-- DIRECTIVE --
The entries below should be output exactly as written.

┄┄┄┄┄┄┄┄┄┄┄┄┄┄┄┄┄┄┄┄

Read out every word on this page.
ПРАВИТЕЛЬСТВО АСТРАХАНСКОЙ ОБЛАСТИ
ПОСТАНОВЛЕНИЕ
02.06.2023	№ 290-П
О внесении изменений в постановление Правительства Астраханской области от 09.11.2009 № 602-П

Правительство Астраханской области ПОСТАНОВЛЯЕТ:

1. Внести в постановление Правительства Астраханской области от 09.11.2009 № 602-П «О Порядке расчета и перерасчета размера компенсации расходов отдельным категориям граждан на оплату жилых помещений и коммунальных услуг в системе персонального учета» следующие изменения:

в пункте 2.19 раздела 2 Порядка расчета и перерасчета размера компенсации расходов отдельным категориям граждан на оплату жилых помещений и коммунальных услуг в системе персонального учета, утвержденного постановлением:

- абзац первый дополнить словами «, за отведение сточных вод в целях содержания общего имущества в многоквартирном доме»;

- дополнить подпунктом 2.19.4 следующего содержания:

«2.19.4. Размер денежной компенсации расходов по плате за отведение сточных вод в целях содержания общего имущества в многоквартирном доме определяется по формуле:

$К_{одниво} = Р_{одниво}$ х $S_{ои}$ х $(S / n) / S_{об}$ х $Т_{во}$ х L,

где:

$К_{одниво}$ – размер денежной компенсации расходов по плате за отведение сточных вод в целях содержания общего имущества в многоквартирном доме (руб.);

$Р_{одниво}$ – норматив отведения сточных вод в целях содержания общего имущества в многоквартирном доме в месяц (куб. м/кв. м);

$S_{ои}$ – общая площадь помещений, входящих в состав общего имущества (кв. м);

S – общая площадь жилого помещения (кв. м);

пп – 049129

┄┄┄┄┄┄┄┄┄┄┄┄┄┄┄┄┄┄┄┄

-- FINISHED EXERCISE --
Read out every word on this page.
ПРАВИТЕЛЬСТВО АСТРАХАНСКОЙ ОБЛАСТИ
ПОСТАНОВЛЕНИЕ
02.06.2023	№ 290-П
О внесении изменений в постановление Правительства Астраханской области от 09.11.2009 № 602-П

Правительство Астраханской области ПОСТАНОВЛЯЕТ:

1. Внести в постановление Правительства Астраханской области от 09.11.2009 № 602-П «О Порядке расчета и перерасчета размера компенсации расходов отдельным категориям граждан на оплату жилых помещений и коммунальных услуг в системе персонального учета» следующие изменения:

в пункте 2.19 раздела 2 Порядка расчета и перерасчета размера компенсации расходов отдельным категориям граждан на оплату жилых помещений и коммунальных услуг в системе персонального учета, утвержденного постановлением:

- абзац первый дополнить словами «, за отведение сточных вод в целях содержания общего имущества в многоквартирном доме»;

- дополнить подпунктом 2.19.4 следующего содержания:

«2.19.4. Размер денежной компенсации расходов по плате за отведение сточных вод в целях содержания общего имущества в многоквартирном доме определяется по формуле:

$К_{одниво} = Р_{одниво}$ х $S_{ои}$ х $(S / n) / S_{об}$ х $Т_{во}$ х L,

где:

$К_{одниво}$ – размер денежной компенсации расходов по плате за отведение сточных вод в целях содержания общего имущества в многоквартирном доме (руб.);

$Р_{одниво}$ – норматив отведения сточных вод в целях содержания общего имущества в многоквартирном доме в месяц (куб. м/кв. м);

$S_{ои}$ – общая площадь помещений, входящих в состав общего имущества (кв. м);

S – общая площадь жилого помещения (кв. м);

пп – 049129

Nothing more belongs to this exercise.